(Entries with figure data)

※ ※ ※

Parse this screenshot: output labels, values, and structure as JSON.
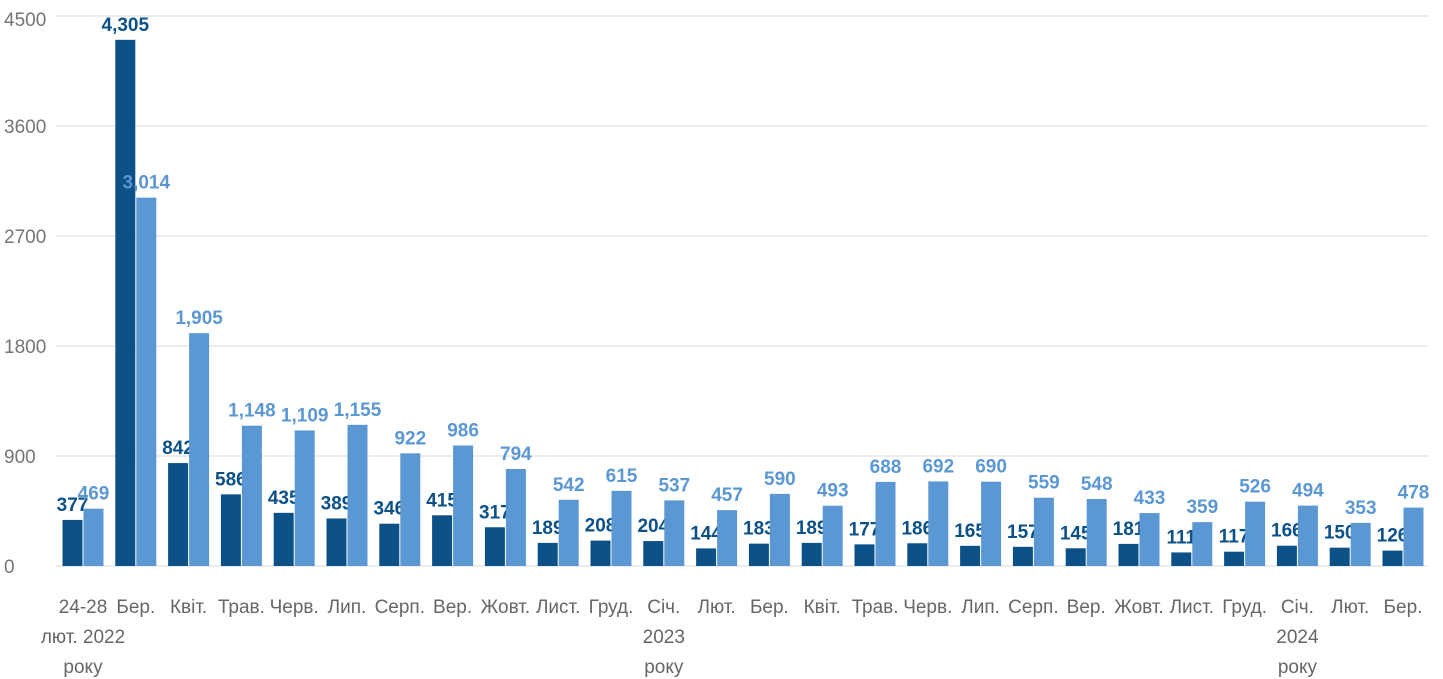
{
  "chart_data": {
    "type": "bar",
    "categories": [
      [
        "24-28",
        "лют. 2022",
        "року"
      ],
      [
        "Бер."
      ],
      [
        "Квіт."
      ],
      [
        "Трав."
      ],
      [
        "Черв."
      ],
      [
        "Лип."
      ],
      [
        "Серп."
      ],
      [
        "Вер."
      ],
      [
        "Жовт."
      ],
      [
        "Лист."
      ],
      [
        "Груд."
      ],
      [
        "Січ.",
        "2023",
        "року"
      ],
      [
        "Лют."
      ],
      [
        "Бер."
      ],
      [
        "Квіт."
      ],
      [
        "Трав."
      ],
      [
        "Черв."
      ],
      [
        "Лип."
      ],
      [
        "Серп."
      ],
      [
        "Вер."
      ],
      [
        "Жовт."
      ],
      [
        "Лист."
      ],
      [
        "Груд."
      ],
      [
        "Січ.",
        "2024",
        "року"
      ],
      [
        "Лют."
      ],
      [
        "Бер."
      ]
    ],
    "series": [
      {
        "color": "#0b5087",
        "values": [
          377,
          4305,
          842,
          586,
          435,
          389,
          346,
          415,
          317,
          189,
          208,
          204,
          144,
          183,
          189,
          177,
          186,
          165,
          157,
          145,
          181,
          111,
          117,
          166,
          150,
          126
        ],
        "labels": [
          "377",
          "4,305",
          "842",
          "586",
          "435",
          "389",
          "346",
          "415",
          "317",
          "189",
          "208",
          "204",
          "144",
          "183",
          "189",
          "177",
          "186",
          "165",
          "157",
          "145",
          "181",
          "111",
          "117",
          "166",
          "150",
          "126"
        ]
      },
      {
        "color": "#5b98d3",
        "values": [
          469,
          3014,
          1905,
          1148,
          1109,
          1155,
          922,
          986,
          794,
          542,
          615,
          537,
          457,
          590,
          493,
          688,
          692,
          690,
          559,
          548,
          433,
          359,
          526,
          494,
          353,
          478
        ],
        "labels": [
          "469",
          "3,014",
          "1,905",
          "1,148",
          "1,109",
          "1,155",
          "922",
          "986",
          "794",
          "542",
          "615",
          "537",
          "457",
          "590",
          "493",
          "688",
          "692",
          "690",
          "559",
          "548",
          "433",
          "359",
          "526",
          "494",
          "353",
          "478"
        ]
      }
    ],
    "yticks": [
      "0",
      "900",
      "1800",
      "2700",
      "3600",
      "4500"
    ],
    "ylim": [
      0,
      4500
    ],
    "grid": true,
    "title": "",
    "xlabel": "",
    "ylabel": ""
  }
}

※ ※ ※

REQUIRED TASK =>
Skip the images and write out the rest of the listing exactly.

FULL RESPONSE =>
Parse this screenshot: output labels, values, and structure as JSON.
{
  "chart_data": {
    "type": "bar",
    "categories": [
      [
        "24-28",
        "лют. 2022",
        "року"
      ],
      [
        "Бер."
      ],
      [
        "Квіт."
      ],
      [
        "Трав."
      ],
      [
        "Черв."
      ],
      [
        "Лип."
      ],
      [
        "Серп."
      ],
      [
        "Вер."
      ],
      [
        "Жовт."
      ],
      [
        "Лист."
      ],
      [
        "Груд."
      ],
      [
        "Січ.",
        "2023",
        "року"
      ],
      [
        "Лют."
      ],
      [
        "Бер."
      ],
      [
        "Квіт."
      ],
      [
        "Трав."
      ],
      [
        "Черв."
      ],
      [
        "Лип."
      ],
      [
        "Серп."
      ],
      [
        "Вер."
      ],
      [
        "Жовт."
      ],
      [
        "Лист."
      ],
      [
        "Груд."
      ],
      [
        "Січ.",
        "2024",
        "року"
      ],
      [
        "Лют."
      ],
      [
        "Бер."
      ]
    ],
    "series": [
      {
        "color": "#0b5087",
        "values": [
          377,
          4305,
          842,
          586,
          435,
          389,
          346,
          415,
          317,
          189,
          208,
          204,
          144,
          183,
          189,
          177,
          186,
          165,
          157,
          145,
          181,
          111,
          117,
          166,
          150,
          126
        ],
        "labels": [
          "377",
          "4,305",
          "842",
          "586",
          "435",
          "389",
          "346",
          "415",
          "317",
          "189",
          "208",
          "204",
          "144",
          "183",
          "189",
          "177",
          "186",
          "165",
          "157",
          "145",
          "181",
          "111",
          "117",
          "166",
          "150",
          "126"
        ]
      },
      {
        "color": "#5b98d3",
        "values": [
          469,
          3014,
          1905,
          1148,
          1109,
          1155,
          922,
          986,
          794,
          542,
          615,
          537,
          457,
          590,
          493,
          688,
          692,
          690,
          559,
          548,
          433,
          359,
          526,
          494,
          353,
          478
        ],
        "labels": [
          "469",
          "3,014",
          "1,905",
          "1,148",
          "1,109",
          "1,155",
          "922",
          "986",
          "794",
          "542",
          "615",
          "537",
          "457",
          "590",
          "493",
          "688",
          "692",
          "690",
          "559",
          "548",
          "433",
          "359",
          "526",
          "494",
          "353",
          "478"
        ]
      }
    ],
    "yticks": [
      "0",
      "900",
      "1800",
      "2700",
      "3600",
      "4500"
    ],
    "ylim": [
      0,
      4500
    ],
    "grid": true,
    "title": "",
    "xlabel": "",
    "ylabel": ""
  }
}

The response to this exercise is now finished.